=== WORK INSTRUCTIONS ===
Output the entries below exactly as written, omitting pictures.

=== DATA SECTION ===
*****

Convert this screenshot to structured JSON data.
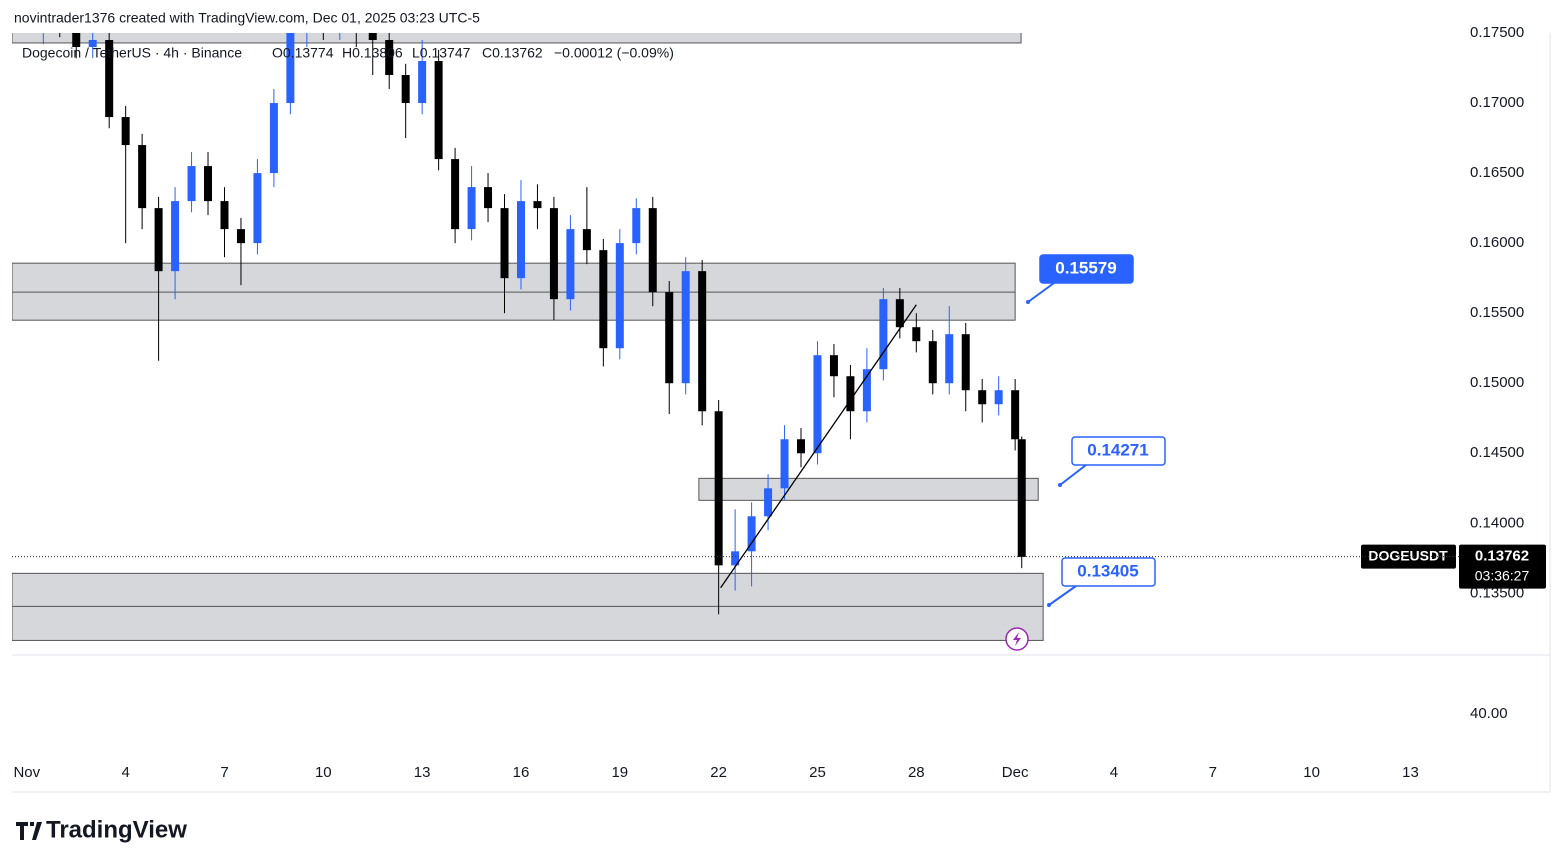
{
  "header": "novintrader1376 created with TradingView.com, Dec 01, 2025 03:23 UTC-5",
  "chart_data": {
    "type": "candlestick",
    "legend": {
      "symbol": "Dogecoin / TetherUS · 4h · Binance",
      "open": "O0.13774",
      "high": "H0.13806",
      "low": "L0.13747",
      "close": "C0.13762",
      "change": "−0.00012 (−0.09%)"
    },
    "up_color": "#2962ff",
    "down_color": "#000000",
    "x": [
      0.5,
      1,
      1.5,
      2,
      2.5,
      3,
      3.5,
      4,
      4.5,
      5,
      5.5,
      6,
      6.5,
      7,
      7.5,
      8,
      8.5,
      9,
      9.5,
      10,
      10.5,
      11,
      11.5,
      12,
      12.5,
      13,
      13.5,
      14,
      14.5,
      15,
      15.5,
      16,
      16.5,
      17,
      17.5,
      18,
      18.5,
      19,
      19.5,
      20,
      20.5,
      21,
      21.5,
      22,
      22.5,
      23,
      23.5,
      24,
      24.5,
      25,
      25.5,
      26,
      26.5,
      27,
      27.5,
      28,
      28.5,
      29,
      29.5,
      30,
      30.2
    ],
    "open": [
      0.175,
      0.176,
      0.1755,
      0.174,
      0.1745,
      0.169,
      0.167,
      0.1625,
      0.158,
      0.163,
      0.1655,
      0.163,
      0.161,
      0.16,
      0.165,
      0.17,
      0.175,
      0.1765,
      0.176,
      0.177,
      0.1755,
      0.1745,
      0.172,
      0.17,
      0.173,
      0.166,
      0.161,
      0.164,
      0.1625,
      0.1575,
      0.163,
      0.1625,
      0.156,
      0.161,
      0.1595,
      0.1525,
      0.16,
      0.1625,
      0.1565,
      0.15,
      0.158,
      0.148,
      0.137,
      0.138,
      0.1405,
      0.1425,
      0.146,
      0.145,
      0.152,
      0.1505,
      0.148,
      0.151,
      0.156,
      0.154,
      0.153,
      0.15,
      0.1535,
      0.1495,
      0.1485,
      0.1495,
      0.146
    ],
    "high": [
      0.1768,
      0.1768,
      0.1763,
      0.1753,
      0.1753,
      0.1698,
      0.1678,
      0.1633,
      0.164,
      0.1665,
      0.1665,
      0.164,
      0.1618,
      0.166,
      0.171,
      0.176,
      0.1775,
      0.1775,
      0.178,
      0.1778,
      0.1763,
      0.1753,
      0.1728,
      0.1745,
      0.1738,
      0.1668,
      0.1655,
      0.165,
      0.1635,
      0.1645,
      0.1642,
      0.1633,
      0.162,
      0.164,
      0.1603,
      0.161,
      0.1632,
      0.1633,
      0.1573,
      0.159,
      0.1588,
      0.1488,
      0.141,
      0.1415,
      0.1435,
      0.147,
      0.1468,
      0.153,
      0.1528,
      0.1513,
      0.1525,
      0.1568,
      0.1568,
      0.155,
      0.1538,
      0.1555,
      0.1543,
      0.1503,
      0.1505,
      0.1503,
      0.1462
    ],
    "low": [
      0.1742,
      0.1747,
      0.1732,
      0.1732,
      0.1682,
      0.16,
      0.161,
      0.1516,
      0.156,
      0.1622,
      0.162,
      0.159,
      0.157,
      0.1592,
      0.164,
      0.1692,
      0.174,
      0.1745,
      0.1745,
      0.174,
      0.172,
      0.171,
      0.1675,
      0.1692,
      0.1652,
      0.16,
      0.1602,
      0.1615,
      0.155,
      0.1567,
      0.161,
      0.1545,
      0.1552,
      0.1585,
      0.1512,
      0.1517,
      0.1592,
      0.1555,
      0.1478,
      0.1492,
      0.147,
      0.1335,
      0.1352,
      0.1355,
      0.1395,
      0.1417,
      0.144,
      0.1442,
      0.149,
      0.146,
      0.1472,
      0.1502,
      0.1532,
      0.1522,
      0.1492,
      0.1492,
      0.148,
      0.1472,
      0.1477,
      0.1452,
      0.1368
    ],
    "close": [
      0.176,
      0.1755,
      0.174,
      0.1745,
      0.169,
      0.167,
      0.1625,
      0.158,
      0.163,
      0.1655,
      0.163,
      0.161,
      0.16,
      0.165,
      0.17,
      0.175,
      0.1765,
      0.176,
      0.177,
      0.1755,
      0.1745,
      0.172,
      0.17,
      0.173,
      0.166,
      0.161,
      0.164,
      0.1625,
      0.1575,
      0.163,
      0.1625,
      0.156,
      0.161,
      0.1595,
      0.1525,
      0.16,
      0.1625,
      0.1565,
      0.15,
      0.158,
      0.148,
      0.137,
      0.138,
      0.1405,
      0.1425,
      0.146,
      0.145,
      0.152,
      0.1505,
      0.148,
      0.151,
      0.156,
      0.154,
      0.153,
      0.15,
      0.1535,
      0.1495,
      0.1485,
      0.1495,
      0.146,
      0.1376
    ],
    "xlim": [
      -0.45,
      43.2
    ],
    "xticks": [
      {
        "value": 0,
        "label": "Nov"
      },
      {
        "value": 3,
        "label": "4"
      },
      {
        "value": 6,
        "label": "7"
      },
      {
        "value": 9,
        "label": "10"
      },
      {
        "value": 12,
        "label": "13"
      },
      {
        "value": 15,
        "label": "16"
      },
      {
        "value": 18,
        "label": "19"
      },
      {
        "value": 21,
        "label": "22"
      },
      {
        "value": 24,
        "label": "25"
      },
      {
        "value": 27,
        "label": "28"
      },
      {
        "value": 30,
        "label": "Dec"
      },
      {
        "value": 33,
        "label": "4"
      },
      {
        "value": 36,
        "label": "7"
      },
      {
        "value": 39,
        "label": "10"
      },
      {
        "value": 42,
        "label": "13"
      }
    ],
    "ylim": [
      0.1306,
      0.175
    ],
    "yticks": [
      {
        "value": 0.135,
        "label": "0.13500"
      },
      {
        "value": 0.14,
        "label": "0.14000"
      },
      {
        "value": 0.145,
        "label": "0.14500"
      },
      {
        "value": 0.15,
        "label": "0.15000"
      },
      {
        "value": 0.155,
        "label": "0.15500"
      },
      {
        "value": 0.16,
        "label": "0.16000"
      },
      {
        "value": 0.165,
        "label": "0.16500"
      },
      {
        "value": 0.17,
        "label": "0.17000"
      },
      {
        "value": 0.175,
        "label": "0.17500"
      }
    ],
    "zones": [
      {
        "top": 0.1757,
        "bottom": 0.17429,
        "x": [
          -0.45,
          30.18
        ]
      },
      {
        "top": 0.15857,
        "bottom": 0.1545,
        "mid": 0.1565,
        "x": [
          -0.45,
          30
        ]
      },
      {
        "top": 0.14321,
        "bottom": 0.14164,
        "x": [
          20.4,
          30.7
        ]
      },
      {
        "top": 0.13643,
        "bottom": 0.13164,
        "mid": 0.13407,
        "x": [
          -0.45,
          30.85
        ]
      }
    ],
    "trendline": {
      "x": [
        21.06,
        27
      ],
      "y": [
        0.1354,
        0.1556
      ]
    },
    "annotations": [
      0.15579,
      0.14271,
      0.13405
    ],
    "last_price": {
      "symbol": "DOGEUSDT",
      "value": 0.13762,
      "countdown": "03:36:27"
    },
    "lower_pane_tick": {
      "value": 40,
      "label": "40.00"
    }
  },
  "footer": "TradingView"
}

*****

=== OUTPUT OF THE TASK ===
Convert this screenshot to structured JSON data.
{
  "header": "novintrader1376 created with TradingView.com, Dec 01, 2025 03:23 UTC-5",
  "chart_data": {
    "type": "candlestick",
    "legend": {
      "symbol": "Dogecoin / TetherUS · 4h · Binance",
      "open": "O0.13774",
      "high": "H0.13806",
      "low": "L0.13747",
      "close": "C0.13762",
      "change": "−0.00012 (−0.09%)"
    },
    "up_color": "#2962ff",
    "down_color": "#000000",
    "x": [
      0.5,
      1,
      1.5,
      2,
      2.5,
      3,
      3.5,
      4,
      4.5,
      5,
      5.5,
      6,
      6.5,
      7,
      7.5,
      8,
      8.5,
      9,
      9.5,
      10,
      10.5,
      11,
      11.5,
      12,
      12.5,
      13,
      13.5,
      14,
      14.5,
      15,
      15.5,
      16,
      16.5,
      17,
      17.5,
      18,
      18.5,
      19,
      19.5,
      20,
      20.5,
      21,
      21.5,
      22,
      22.5,
      23,
      23.5,
      24,
      24.5,
      25,
      25.5,
      26,
      26.5,
      27,
      27.5,
      28,
      28.5,
      29,
      29.5,
      30,
      30.2
    ],
    "open": [
      0.175,
      0.176,
      0.1755,
      0.174,
      0.1745,
      0.169,
      0.167,
      0.1625,
      0.158,
      0.163,
      0.1655,
      0.163,
      0.161,
      0.16,
      0.165,
      0.17,
      0.175,
      0.1765,
      0.176,
      0.177,
      0.1755,
      0.1745,
      0.172,
      0.17,
      0.173,
      0.166,
      0.161,
      0.164,
      0.1625,
      0.1575,
      0.163,
      0.1625,
      0.156,
      0.161,
      0.1595,
      0.1525,
      0.16,
      0.1625,
      0.1565,
      0.15,
      0.158,
      0.148,
      0.137,
      0.138,
      0.1405,
      0.1425,
      0.146,
      0.145,
      0.152,
      0.1505,
      0.148,
      0.151,
      0.156,
      0.154,
      0.153,
      0.15,
      0.1535,
      0.1495,
      0.1485,
      0.1495,
      0.146
    ],
    "high": [
      0.1768,
      0.1768,
      0.1763,
      0.1753,
      0.1753,
      0.1698,
      0.1678,
      0.1633,
      0.164,
      0.1665,
      0.1665,
      0.164,
      0.1618,
      0.166,
      0.171,
      0.176,
      0.1775,
      0.1775,
      0.178,
      0.1778,
      0.1763,
      0.1753,
      0.1728,
      0.1745,
      0.1738,
      0.1668,
      0.1655,
      0.165,
      0.1635,
      0.1645,
      0.1642,
      0.1633,
      0.162,
      0.164,
      0.1603,
      0.161,
      0.1632,
      0.1633,
      0.1573,
      0.159,
      0.1588,
      0.1488,
      0.141,
      0.1415,
      0.1435,
      0.147,
      0.1468,
      0.153,
      0.1528,
      0.1513,
      0.1525,
      0.1568,
      0.1568,
      0.155,
      0.1538,
      0.1555,
      0.1543,
      0.1503,
      0.1505,
      0.1503,
      0.1462
    ],
    "low": [
      0.1742,
      0.1747,
      0.1732,
      0.1732,
      0.1682,
      0.16,
      0.161,
      0.1516,
      0.156,
      0.1622,
      0.162,
      0.159,
      0.157,
      0.1592,
      0.164,
      0.1692,
      0.174,
      0.1745,
      0.1745,
      0.174,
      0.172,
      0.171,
      0.1675,
      0.1692,
      0.1652,
      0.16,
      0.1602,
      0.1615,
      0.155,
      0.1567,
      0.161,
      0.1545,
      0.1552,
      0.1585,
      0.1512,
      0.1517,
      0.1592,
      0.1555,
      0.1478,
      0.1492,
      0.147,
      0.1335,
      0.1352,
      0.1355,
      0.1395,
      0.1417,
      0.144,
      0.1442,
      0.149,
      0.146,
      0.1472,
      0.1502,
      0.1532,
      0.1522,
      0.1492,
      0.1492,
      0.148,
      0.1472,
      0.1477,
      0.1452,
      0.1368
    ],
    "close": [
      0.176,
      0.1755,
      0.174,
      0.1745,
      0.169,
      0.167,
      0.1625,
      0.158,
      0.163,
      0.1655,
      0.163,
      0.161,
      0.16,
      0.165,
      0.17,
      0.175,
      0.1765,
      0.176,
      0.177,
      0.1755,
      0.1745,
      0.172,
      0.17,
      0.173,
      0.166,
      0.161,
      0.164,
      0.1625,
      0.1575,
      0.163,
      0.1625,
      0.156,
      0.161,
      0.1595,
      0.1525,
      0.16,
      0.1625,
      0.1565,
      0.15,
      0.158,
      0.148,
      0.137,
      0.138,
      0.1405,
      0.1425,
      0.146,
      0.145,
      0.152,
      0.1505,
      0.148,
      0.151,
      0.156,
      0.154,
      0.153,
      0.15,
      0.1535,
      0.1495,
      0.1485,
      0.1495,
      0.146,
      0.1376
    ],
    "xlim": [
      -0.45,
      43.2
    ],
    "xticks": [
      {
        "value": 0,
        "label": "Nov"
      },
      {
        "value": 3,
        "label": "4"
      },
      {
        "value": 6,
        "label": "7"
      },
      {
        "value": 9,
        "label": "10"
      },
      {
        "value": 12,
        "label": "13"
      },
      {
        "value": 15,
        "label": "16"
      },
      {
        "value": 18,
        "label": "19"
      },
      {
        "value": 21,
        "label": "22"
      },
      {
        "value": 24,
        "label": "25"
      },
      {
        "value": 27,
        "label": "28"
      },
      {
        "value": 30,
        "label": "Dec"
      },
      {
        "value": 33,
        "label": "4"
      },
      {
        "value": 36,
        "label": "7"
      },
      {
        "value": 39,
        "label": "10"
      },
      {
        "value": 42,
        "label": "13"
      }
    ],
    "ylim": [
      0.1306,
      0.175
    ],
    "yticks": [
      {
        "value": 0.135,
        "label": "0.13500"
      },
      {
        "value": 0.14,
        "label": "0.14000"
      },
      {
        "value": 0.145,
        "label": "0.14500"
      },
      {
        "value": 0.15,
        "label": "0.15000"
      },
      {
        "value": 0.155,
        "label": "0.15500"
      },
      {
        "value": 0.16,
        "label": "0.16000"
      },
      {
        "value": 0.165,
        "label": "0.16500"
      },
      {
        "value": 0.17,
        "label": "0.17000"
      },
      {
        "value": 0.175,
        "label": "0.17500"
      }
    ],
    "zones": [
      {
        "top": 0.1757,
        "bottom": 0.17429,
        "x": [
          -0.45,
          30.18
        ]
      },
      {
        "top": 0.15857,
        "bottom": 0.1545,
        "mid": 0.1565,
        "x": [
          -0.45,
          30
        ]
      },
      {
        "top": 0.14321,
        "bottom": 0.14164,
        "x": [
          20.4,
          30.7
        ]
      },
      {
        "top": 0.13643,
        "bottom": 0.13164,
        "mid": 0.13407,
        "x": [
          -0.45,
          30.85
        ]
      }
    ],
    "trendline": {
      "x": [
        21.06,
        27
      ],
      "y": [
        0.1354,
        0.1556
      ]
    },
    "annotations": [
      0.15579,
      0.14271,
      0.13405
    ],
    "last_price": {
      "symbol": "DOGEUSDT",
      "value": 0.13762,
      "countdown": "03:36:27"
    },
    "lower_pane_tick": {
      "value": 40,
      "label": "40.00"
    }
  },
  "footer": "TradingView"
}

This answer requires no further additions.